Items —
# # # # # # #

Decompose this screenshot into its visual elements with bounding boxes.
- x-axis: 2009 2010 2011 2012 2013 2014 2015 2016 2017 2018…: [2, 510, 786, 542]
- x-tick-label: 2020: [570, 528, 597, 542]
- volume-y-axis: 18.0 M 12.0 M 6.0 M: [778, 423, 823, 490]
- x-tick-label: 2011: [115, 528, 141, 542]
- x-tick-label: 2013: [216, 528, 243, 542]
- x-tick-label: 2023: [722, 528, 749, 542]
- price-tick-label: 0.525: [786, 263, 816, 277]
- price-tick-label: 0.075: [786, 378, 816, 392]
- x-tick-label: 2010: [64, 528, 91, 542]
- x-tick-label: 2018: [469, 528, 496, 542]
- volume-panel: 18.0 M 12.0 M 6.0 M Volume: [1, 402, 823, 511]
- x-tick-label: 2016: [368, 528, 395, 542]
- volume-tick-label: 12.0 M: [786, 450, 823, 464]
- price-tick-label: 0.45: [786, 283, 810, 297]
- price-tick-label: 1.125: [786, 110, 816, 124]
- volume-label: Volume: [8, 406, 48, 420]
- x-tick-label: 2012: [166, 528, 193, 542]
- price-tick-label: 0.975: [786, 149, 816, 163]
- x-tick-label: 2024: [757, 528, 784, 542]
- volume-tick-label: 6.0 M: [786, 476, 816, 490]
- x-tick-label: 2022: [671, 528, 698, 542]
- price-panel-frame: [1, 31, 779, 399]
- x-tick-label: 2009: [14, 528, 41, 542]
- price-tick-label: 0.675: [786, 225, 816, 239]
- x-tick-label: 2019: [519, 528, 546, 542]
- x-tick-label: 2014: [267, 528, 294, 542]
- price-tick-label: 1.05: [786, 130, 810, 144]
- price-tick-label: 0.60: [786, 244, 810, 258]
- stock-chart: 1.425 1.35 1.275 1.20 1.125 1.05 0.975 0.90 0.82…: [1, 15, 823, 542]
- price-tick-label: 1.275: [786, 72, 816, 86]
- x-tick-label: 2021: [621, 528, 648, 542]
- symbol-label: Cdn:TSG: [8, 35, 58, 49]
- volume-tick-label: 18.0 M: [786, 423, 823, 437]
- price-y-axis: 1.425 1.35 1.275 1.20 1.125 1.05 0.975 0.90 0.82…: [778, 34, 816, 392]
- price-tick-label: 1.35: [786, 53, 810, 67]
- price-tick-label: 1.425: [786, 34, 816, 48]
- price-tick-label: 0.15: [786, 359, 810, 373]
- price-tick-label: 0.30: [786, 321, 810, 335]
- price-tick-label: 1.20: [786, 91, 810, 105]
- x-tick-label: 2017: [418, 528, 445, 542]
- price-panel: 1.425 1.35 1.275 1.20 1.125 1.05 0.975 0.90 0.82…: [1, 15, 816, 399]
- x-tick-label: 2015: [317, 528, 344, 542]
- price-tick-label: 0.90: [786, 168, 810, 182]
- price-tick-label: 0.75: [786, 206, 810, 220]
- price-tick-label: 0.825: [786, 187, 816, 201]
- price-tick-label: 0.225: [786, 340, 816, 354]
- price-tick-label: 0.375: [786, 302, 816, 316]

# # # # # # #

Goal — Recast the records above as a JSON list of strings, one string per line and blank lines left out.

Written solution —
[
  "Decompose this screenshot into its visual elements with bounding boxes.",
  "- x-axis: 2009 2010 2011 2012 2013 2014 2015 2016 2017 2018…: [2, 510, 786, 542]",
  "- x-tick-label: 2020: [570, 528, 597, 542]",
  "- volume-y-axis: 18.0 M 12.0 M 6.0 M: [778, 423, 823, 490]",
  "- x-tick-label: 2011: [115, 528, 141, 542]",
  "- x-tick-label: 2013: [216, 528, 243, 542]",
  "- x-tick-label: 2023: [722, 528, 749, 542]",
  "- price-tick-label: 0.525: [786, 263, 816, 277]",
  "- price-tick-label: 0.075: [786, 378, 816, 392]",
  "- x-tick-label: 2010: [64, 528, 91, 542]",
  "- x-tick-label: 2018: [469, 528, 496, 542]",
  "- volume-panel: 18.0 M 12.0 M 6.0 M Volume: [1, 402, 823, 511]",
  "- x-tick-label: 2016: [368, 528, 395, 542]",
  "- volume-tick-label: 12.0 M: [786, 450, 823, 464]",
  "- price-tick-label: 0.45: [786, 283, 810, 297]",
  "- price-tick-label: 1.125: [786, 110, 816, 124]",
  "- volume-label: Volume: [8, 406, 48, 420]",
  "- x-tick-label: 2012: [166, 528, 193, 542]",
  "- price-tick-label: 0.975: [786, 149, 816, 163]",
  "- x-tick-label: 2024: [757, 528, 784, 542]",
  "- volume-tick-label: 6.0 M: [786, 476, 816, 490]",
  "- x-tick-label: 2022: [671, 528, 698, 542]",
  "- price-panel-frame: [1, 31, 779, 399]",
  "- x-tick-label: 2009: [14, 528, 41, 542]",
  "- price-tick-label: 0.675: [786, 225, 816, 239]",
  "- x-tick-label: 2019: [519, 528, 546, 542]",
  "- x-tick-label: 2014: [267, 528, 294, 542]",
  "- price-tick-label: 1.05: [786, 130, 810, 144]",
  "- price-tick-label: 0.60: [786, 244, 810, 258]",
  "- stock-chart: 1.425 1.35 1.275 1.20 1.125 1.05 0.975 0.90 0.82…: [1, 15, 823, 542]",
  "- price-tick-label: 1.275: [786, 72, 816, 86]",
  "- x-tick-label: 2021: [621, 528, 648, 542]",
  "- symbol-label: Cdn:TSG: [8, 35, 58, 49]",
  "- volume-tick-label: 18.0 M: [786, 423, 823, 437]",
  "- price-y-axis: 1.425 1.35 1.275 1.20 1.125 1.05 0.975 0.90 0.82…: [778, 34, 816, 392]",
  "- price-tick-label: 1.35: [786, 53, 810, 67]",
  "- price-tick-label: 1.425: [786, 34, 816, 48]",
  "- price-tick-label: 0.15: [786, 359, 810, 373]",
  "- price-tick-label: 0.30: [786, 321, 810, 335]",
  "- price-tick-label: 1.20: [786, 91, 810, 105]",
  "- x-tick-label: 2017: [418, 528, 445, 542]",
  "- price-panel: 1.425 1.35 1.275 1.20 1.125 1.05 0.975 0.90 0.82…: [1, 15, 816, 399]",
  "- x-tick-label: 2015: [317, 528, 344, 542]",
  "- price-tick-label: 0.90: [786, 168, 810, 182]",
  "- price-tick-label: 0.75: [786, 206, 810, 220]",
  "- price-tick-label: 0.825: [786, 187, 816, 201]",
  "- price-tick-label: 0.225: [786, 340, 816, 354]",
  "- price-tick-label: 0.375: [786, 302, 816, 316]"
]